> [Written request] Below are some records; work out how many of their lines contain "bagi" and give the number only.

## Begin Material to process

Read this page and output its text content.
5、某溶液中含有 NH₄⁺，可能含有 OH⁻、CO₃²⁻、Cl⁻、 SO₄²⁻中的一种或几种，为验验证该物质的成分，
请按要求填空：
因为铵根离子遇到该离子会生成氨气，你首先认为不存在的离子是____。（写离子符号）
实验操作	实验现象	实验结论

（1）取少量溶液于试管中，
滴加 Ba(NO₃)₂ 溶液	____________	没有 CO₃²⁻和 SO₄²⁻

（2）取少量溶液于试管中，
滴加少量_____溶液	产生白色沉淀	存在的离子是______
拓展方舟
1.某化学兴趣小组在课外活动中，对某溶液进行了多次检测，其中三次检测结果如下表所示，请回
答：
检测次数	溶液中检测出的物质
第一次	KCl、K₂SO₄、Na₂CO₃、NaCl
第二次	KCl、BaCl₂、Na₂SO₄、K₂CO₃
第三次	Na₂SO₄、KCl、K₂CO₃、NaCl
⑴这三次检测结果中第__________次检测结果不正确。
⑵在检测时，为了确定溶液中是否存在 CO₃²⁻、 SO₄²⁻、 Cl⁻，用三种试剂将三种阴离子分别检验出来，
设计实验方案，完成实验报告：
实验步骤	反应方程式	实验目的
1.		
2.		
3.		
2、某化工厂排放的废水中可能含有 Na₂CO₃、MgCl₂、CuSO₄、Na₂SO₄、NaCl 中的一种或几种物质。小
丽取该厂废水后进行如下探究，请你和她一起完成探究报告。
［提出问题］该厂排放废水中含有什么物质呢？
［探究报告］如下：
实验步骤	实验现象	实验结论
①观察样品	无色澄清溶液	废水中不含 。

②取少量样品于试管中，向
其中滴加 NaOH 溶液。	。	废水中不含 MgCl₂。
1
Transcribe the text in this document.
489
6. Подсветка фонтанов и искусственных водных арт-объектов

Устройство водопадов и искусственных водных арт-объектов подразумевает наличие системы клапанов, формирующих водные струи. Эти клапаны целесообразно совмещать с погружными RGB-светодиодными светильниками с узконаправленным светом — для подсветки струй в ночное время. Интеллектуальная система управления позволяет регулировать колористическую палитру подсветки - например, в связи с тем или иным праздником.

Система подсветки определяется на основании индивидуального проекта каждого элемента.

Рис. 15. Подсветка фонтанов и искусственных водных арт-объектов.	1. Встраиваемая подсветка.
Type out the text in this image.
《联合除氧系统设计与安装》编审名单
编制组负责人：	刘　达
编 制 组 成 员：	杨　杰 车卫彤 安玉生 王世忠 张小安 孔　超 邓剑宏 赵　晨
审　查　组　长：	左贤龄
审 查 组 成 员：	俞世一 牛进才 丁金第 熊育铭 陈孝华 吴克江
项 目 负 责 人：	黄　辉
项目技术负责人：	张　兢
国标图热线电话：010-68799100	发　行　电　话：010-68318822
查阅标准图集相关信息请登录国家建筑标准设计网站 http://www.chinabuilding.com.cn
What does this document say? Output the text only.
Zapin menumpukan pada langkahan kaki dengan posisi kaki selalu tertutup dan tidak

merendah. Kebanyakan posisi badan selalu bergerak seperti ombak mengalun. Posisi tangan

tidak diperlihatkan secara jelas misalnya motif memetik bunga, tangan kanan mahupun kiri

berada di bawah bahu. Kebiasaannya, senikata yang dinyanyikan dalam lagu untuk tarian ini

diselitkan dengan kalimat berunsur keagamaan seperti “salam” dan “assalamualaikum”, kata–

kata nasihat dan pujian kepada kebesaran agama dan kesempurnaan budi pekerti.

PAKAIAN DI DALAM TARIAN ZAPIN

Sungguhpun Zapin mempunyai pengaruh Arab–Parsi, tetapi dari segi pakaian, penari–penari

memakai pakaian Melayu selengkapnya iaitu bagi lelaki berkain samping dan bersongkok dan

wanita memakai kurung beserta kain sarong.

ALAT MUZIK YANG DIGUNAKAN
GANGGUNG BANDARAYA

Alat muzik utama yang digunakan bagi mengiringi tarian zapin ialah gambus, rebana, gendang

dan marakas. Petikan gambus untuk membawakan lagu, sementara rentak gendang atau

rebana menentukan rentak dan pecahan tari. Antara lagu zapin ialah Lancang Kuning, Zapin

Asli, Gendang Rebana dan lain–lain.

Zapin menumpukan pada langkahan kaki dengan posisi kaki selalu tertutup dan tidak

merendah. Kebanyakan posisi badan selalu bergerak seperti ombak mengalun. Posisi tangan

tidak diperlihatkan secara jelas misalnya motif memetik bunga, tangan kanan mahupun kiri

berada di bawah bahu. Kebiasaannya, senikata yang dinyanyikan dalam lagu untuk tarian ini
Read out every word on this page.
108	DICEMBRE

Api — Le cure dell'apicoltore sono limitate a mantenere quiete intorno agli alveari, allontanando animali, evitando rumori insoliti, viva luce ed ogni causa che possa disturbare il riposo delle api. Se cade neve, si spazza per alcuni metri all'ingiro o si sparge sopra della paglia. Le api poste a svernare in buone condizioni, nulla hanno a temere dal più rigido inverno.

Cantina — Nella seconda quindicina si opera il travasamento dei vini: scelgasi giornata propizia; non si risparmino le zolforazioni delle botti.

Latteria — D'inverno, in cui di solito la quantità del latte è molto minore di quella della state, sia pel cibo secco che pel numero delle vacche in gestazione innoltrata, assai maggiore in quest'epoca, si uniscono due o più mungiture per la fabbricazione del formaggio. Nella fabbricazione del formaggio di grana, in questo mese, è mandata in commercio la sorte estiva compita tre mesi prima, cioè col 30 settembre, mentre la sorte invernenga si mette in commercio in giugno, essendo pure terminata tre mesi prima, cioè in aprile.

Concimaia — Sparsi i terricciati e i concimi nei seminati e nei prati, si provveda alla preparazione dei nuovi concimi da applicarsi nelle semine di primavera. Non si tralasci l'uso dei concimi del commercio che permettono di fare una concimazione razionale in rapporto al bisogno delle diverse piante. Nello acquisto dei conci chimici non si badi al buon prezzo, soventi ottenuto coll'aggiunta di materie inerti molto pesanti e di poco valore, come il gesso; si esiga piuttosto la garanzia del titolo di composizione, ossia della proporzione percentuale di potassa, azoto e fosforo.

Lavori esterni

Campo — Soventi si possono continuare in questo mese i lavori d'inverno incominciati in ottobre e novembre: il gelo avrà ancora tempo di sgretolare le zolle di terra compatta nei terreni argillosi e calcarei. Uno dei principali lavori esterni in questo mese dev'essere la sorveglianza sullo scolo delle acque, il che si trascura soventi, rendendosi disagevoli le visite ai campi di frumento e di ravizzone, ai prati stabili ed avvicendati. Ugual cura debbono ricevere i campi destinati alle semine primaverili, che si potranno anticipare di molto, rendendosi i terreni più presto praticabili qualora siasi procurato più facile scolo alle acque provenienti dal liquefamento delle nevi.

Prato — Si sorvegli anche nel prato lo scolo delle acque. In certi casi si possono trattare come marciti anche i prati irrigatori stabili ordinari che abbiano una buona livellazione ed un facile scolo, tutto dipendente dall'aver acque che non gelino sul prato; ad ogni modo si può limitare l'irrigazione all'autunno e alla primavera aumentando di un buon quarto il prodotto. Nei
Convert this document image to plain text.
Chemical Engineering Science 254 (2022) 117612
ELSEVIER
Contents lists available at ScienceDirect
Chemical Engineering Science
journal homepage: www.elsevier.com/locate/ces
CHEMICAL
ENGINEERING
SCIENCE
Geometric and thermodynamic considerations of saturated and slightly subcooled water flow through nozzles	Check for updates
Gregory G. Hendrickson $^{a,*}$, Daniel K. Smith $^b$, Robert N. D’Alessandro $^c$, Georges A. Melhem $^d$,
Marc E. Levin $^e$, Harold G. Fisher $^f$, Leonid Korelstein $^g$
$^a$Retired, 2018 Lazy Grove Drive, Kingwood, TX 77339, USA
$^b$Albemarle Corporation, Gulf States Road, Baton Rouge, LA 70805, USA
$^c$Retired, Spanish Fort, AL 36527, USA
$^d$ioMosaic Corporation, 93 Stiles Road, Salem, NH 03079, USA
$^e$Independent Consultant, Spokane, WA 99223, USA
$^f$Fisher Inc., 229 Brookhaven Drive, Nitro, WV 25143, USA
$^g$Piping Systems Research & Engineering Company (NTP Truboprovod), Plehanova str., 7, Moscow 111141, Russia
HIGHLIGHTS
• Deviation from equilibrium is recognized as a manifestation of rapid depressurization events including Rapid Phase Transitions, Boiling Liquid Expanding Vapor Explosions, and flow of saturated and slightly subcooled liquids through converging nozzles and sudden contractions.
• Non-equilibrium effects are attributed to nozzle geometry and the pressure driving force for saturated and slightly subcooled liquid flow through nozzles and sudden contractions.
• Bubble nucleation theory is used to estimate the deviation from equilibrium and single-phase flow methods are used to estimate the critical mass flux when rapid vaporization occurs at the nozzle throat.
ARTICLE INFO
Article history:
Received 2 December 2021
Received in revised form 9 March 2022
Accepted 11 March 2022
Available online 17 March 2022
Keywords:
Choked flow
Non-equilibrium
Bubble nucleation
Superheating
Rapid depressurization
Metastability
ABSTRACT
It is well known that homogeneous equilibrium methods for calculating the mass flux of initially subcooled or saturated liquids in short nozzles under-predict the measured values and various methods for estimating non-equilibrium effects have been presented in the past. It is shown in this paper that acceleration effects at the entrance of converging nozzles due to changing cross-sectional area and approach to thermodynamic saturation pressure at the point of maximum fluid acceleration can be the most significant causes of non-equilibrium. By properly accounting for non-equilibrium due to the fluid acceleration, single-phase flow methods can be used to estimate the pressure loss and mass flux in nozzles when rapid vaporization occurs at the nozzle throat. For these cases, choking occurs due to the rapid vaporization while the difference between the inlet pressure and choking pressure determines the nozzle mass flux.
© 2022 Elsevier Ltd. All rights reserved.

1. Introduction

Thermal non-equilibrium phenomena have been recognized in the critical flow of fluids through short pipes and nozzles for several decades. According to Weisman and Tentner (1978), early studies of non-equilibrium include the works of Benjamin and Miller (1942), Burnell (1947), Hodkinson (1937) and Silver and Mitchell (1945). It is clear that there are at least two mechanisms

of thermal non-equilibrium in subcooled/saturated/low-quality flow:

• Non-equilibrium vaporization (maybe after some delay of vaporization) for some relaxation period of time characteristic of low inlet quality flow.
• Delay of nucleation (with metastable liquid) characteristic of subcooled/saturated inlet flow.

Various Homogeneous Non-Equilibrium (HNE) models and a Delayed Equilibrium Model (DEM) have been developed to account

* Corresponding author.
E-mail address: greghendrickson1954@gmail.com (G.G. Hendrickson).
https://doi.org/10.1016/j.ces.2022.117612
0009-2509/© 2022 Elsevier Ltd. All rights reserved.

## End Material to process

> [Solution for this task] 2